[Dataset entries]
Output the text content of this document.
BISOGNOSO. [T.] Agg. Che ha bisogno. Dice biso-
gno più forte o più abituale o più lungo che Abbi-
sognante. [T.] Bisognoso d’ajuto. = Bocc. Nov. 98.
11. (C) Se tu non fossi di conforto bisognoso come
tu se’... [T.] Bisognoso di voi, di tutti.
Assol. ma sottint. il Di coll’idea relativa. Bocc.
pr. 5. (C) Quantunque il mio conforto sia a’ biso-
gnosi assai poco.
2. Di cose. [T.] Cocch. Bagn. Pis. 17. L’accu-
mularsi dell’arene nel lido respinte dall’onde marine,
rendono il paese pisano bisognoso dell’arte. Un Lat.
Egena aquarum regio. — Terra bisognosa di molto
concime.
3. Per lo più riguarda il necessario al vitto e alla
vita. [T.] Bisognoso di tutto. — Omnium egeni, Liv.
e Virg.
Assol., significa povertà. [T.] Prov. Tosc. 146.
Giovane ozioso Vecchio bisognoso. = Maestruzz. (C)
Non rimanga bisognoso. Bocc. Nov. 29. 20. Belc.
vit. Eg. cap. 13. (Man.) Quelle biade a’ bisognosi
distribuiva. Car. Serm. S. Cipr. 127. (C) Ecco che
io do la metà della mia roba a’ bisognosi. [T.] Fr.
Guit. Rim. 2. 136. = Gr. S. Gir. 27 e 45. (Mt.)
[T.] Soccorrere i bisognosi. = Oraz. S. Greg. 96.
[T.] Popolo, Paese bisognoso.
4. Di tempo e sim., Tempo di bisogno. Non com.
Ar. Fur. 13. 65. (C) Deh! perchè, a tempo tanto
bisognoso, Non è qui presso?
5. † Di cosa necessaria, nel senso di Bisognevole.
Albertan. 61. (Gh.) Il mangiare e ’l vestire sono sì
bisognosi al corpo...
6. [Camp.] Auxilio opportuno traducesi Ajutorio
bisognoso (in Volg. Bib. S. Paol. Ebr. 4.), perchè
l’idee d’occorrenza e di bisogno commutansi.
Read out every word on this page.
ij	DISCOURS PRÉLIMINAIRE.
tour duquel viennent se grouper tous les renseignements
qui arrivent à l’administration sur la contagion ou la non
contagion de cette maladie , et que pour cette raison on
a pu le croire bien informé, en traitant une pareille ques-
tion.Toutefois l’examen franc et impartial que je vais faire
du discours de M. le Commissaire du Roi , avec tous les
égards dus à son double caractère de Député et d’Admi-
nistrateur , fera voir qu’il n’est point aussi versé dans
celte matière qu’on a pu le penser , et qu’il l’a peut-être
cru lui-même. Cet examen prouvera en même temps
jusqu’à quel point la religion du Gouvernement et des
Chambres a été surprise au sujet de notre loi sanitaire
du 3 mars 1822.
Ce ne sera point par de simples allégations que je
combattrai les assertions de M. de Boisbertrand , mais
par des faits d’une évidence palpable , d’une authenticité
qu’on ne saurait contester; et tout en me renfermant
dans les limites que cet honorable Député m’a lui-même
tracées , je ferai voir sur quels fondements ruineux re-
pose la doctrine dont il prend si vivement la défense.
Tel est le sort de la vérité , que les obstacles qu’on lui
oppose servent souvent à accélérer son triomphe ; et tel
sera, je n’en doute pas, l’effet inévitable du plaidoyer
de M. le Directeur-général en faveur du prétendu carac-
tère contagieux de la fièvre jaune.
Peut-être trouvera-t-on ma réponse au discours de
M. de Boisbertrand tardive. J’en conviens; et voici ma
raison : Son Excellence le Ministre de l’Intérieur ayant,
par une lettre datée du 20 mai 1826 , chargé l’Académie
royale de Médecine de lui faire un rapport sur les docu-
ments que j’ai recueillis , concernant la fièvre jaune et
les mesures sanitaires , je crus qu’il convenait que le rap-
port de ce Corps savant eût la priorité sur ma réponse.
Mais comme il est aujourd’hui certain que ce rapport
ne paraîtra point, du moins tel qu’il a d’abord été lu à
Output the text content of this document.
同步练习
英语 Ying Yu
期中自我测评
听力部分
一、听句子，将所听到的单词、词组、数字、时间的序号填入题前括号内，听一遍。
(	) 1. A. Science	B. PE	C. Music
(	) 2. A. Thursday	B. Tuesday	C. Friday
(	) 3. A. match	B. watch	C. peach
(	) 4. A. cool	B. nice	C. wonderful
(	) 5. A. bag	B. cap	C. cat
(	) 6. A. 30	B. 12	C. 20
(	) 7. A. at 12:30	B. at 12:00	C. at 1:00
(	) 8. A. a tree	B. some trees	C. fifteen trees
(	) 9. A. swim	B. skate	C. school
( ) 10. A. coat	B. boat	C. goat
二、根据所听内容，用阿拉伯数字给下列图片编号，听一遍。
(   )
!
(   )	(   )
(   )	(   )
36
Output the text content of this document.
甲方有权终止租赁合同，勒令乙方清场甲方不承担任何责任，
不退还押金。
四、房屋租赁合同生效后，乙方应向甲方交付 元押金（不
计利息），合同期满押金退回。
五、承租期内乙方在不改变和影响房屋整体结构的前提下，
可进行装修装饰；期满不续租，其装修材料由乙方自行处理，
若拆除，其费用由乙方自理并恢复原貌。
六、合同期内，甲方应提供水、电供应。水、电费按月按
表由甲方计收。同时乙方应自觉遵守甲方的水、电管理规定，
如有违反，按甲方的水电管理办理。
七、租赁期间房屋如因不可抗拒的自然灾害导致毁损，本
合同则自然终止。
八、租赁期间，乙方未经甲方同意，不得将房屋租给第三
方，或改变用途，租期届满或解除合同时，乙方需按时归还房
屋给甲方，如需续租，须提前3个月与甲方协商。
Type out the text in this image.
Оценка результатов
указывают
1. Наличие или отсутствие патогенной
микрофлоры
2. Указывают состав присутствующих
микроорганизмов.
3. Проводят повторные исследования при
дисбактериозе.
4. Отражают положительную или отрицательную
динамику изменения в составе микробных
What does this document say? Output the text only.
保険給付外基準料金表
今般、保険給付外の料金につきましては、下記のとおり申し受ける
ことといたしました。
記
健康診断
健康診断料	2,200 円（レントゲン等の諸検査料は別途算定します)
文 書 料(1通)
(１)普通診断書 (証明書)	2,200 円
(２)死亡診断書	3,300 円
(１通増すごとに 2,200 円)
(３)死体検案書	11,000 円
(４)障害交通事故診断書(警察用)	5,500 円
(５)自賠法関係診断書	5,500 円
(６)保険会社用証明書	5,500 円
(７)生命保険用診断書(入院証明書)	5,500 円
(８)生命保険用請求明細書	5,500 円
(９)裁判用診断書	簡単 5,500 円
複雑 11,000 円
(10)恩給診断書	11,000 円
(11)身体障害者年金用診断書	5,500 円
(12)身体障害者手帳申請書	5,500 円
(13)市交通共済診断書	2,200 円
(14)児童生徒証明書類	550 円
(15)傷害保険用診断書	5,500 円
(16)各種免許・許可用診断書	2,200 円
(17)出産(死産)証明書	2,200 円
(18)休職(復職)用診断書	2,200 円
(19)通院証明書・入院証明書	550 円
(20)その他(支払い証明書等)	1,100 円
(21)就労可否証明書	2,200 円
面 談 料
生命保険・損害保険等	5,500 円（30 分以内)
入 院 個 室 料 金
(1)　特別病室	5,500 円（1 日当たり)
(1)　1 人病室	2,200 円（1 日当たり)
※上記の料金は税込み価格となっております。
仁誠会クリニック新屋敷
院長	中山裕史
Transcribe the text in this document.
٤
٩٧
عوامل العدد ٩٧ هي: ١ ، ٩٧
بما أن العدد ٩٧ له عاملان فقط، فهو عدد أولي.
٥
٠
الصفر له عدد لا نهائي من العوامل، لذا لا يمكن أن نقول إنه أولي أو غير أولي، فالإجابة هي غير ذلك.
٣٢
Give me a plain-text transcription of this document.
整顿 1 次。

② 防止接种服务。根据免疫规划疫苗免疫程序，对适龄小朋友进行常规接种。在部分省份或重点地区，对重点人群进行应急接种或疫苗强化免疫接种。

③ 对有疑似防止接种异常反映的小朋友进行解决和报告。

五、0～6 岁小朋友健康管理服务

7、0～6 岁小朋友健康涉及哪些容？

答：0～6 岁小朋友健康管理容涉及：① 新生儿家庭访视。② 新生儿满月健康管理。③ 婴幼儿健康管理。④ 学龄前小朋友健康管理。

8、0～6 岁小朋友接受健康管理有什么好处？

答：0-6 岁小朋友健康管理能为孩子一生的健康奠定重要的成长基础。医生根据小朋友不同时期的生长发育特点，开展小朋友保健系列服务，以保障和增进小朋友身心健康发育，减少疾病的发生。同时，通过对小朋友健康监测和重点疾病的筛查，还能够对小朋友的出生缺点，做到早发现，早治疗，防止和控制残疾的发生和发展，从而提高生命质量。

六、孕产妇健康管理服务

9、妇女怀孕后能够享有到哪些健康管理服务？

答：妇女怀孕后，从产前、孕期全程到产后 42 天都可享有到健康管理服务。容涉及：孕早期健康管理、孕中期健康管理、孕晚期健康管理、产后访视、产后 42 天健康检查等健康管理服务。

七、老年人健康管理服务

_WHAT TO DO:_
Which lines in the data above contain "rapport"? Show each one.

_EXERCISE RESPONSE:_
royale de Médecine de lui faire un rapport sur les docu-
Mais comme il est aujourd’hui certain que ce rapport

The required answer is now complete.